Genre is a 1996 animated meta-comedy short film by animator Don Hertzfeldt, his second 16mm student film, produced at the age of 19.

The 16mm short combines traditional animation, pixilation, and stop-motion animation to present a cartoon rabbit careening through a variety of rapidly changing film genres as his animator struggles to come up with a good idea.

Release

The cartoon received 17 awards from film festivals. In 1996 it screened nationwide in theaters as part of the Spike and Mike's Festival of Animation tour.

In 1997, it was shown on an episode of MTV's Cartoon Sushi.

In 2005, the original 16mm negative was digitally restored and remastered for the first time, for release on the extensive "Bitter Films Volume 1" DVD compilation of Hertzfeldt's 1995-2005 films.  Special features included for Genre were Hertzfeldt's original production sketches, notes, and deleted ideas from the film, as well as a very rare 1993 video short called "Escape is Still Impossible", a precursor to Genre that Don created while still in high school.

Production credits

 Written, Produced, Animated, and Directed by Don Hertzfeldt
 Camera by Cary Walker
 Editing and Sound by Kevyn Eiselt
 Music by Dave LaDelfa
 Stop Motion Assistance by Brian Hamblin
 Sound Production by Kevin Kelly

Reception
The film was very well received. It was praised by critics such as Felix Hude of the Melbourne International Film Festival and won 17 awards.

Page element annotations:

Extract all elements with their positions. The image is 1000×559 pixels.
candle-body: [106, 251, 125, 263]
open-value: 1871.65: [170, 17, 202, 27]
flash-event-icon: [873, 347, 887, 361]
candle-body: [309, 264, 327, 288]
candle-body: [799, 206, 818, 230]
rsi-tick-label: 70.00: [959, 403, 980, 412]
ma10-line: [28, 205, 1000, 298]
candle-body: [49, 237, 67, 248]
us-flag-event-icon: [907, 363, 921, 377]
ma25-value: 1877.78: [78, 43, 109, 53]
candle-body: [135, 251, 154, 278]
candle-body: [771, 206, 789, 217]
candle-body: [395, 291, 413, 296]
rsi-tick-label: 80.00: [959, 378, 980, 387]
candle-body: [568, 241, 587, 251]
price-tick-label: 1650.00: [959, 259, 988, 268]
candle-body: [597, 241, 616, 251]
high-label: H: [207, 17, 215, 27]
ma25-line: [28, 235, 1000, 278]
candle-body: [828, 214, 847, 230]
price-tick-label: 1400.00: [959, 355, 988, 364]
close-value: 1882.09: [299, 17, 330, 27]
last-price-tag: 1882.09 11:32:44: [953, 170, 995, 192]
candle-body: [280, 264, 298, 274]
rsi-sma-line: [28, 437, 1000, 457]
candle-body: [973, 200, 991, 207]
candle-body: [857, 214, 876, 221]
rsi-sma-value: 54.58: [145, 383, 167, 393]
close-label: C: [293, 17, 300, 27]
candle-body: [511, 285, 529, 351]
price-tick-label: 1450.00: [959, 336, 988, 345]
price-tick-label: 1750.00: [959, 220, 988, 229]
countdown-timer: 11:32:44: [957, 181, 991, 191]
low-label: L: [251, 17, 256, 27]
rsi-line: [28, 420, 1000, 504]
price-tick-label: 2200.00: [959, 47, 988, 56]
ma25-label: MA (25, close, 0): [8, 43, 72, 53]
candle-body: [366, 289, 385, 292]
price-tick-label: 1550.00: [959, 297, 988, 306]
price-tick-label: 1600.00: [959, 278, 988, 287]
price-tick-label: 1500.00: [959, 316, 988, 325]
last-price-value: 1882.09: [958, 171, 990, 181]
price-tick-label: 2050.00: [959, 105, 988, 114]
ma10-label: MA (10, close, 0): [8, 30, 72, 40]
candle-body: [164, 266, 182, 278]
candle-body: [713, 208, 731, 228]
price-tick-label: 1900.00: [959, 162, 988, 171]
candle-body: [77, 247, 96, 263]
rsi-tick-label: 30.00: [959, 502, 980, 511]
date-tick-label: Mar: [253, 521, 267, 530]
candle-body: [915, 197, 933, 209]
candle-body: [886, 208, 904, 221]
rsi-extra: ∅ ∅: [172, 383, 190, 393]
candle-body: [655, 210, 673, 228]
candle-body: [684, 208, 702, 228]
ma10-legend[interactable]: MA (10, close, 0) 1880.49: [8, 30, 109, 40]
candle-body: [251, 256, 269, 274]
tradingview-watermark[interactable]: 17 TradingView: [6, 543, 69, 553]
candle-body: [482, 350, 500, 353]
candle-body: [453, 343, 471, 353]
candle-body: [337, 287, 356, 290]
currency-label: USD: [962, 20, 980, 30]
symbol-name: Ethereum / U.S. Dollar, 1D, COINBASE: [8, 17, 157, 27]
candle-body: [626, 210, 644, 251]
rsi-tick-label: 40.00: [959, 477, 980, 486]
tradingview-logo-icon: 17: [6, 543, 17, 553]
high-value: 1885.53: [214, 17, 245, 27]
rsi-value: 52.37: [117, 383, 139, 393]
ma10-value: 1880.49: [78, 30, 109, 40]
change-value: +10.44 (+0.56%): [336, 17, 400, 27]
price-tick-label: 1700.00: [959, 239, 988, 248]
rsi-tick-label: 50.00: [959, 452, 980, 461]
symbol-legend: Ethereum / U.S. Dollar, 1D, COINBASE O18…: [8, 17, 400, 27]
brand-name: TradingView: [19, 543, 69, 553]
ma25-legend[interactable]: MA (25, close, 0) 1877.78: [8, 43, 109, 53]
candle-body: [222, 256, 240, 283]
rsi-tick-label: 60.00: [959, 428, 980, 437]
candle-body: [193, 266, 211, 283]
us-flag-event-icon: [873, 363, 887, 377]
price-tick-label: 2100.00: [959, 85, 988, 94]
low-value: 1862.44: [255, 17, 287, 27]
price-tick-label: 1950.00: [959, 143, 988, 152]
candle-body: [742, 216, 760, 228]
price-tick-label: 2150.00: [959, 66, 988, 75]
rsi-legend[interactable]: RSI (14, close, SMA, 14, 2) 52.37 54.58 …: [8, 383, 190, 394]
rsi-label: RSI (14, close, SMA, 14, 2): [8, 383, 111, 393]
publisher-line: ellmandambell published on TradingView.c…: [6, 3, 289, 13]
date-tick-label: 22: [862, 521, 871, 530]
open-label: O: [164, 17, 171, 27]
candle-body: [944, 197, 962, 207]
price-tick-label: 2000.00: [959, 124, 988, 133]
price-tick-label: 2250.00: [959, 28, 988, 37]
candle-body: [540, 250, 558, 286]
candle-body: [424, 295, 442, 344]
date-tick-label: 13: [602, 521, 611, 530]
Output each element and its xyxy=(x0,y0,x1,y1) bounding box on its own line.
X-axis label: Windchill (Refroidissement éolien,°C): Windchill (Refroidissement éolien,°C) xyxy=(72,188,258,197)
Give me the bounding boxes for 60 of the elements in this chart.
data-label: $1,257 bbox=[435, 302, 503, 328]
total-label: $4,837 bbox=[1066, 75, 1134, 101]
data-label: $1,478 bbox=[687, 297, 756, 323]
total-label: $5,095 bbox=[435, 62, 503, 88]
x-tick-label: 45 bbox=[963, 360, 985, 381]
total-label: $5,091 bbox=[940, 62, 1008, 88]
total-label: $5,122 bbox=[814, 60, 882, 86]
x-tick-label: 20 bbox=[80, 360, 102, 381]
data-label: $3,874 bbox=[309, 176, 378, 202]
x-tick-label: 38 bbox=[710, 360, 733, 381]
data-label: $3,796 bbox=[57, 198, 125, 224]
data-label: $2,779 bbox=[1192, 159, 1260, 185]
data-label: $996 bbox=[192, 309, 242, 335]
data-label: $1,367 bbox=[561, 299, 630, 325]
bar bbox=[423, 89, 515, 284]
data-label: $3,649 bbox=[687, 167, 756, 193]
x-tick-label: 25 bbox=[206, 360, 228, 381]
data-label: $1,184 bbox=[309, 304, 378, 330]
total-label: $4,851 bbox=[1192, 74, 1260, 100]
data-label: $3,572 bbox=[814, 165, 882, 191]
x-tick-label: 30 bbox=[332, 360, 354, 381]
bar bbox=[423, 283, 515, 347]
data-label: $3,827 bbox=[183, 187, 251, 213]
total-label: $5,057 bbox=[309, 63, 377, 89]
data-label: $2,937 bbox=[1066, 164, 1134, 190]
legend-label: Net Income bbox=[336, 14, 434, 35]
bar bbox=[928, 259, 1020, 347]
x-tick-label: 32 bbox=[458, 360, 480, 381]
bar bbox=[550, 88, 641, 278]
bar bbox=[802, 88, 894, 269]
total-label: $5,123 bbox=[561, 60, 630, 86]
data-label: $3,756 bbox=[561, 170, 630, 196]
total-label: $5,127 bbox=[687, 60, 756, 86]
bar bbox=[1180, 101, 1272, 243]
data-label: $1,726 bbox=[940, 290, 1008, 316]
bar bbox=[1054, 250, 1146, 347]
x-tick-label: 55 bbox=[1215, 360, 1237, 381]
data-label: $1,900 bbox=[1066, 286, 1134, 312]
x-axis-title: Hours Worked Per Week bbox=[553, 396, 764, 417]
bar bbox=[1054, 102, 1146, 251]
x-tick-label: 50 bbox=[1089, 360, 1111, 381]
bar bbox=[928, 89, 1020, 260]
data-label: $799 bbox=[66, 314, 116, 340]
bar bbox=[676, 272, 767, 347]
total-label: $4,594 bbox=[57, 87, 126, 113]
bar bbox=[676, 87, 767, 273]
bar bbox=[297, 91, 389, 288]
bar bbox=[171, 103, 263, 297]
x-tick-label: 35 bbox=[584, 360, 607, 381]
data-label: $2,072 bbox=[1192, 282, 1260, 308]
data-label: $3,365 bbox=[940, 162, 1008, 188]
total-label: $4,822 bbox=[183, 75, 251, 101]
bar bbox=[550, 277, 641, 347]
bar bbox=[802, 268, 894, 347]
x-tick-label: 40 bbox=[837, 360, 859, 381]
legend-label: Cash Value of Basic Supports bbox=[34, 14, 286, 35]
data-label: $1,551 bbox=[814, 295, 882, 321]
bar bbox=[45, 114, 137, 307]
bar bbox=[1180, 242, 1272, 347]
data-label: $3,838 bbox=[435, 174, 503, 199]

→ The task: Reproduce the passage of the article on the film Genre that begins at the words "The 16mm short" and stops after "MTV's Cartoon Sushi.".

→ Response:
The 16mm short combines traditional animation, pixilation, and stop-motion animation to present a cartoon rabbit careening through a variety of rapidly changing film genres as his animator struggles to come up with a good idea.

Release

The cartoon received 17 awards from film festivals. In 1996 it screened nationwide in theaters as part of the Spike and Mike's Festival of Animation tour.

In 1997, it was shown on an episode of MTV's Cartoon Sushi.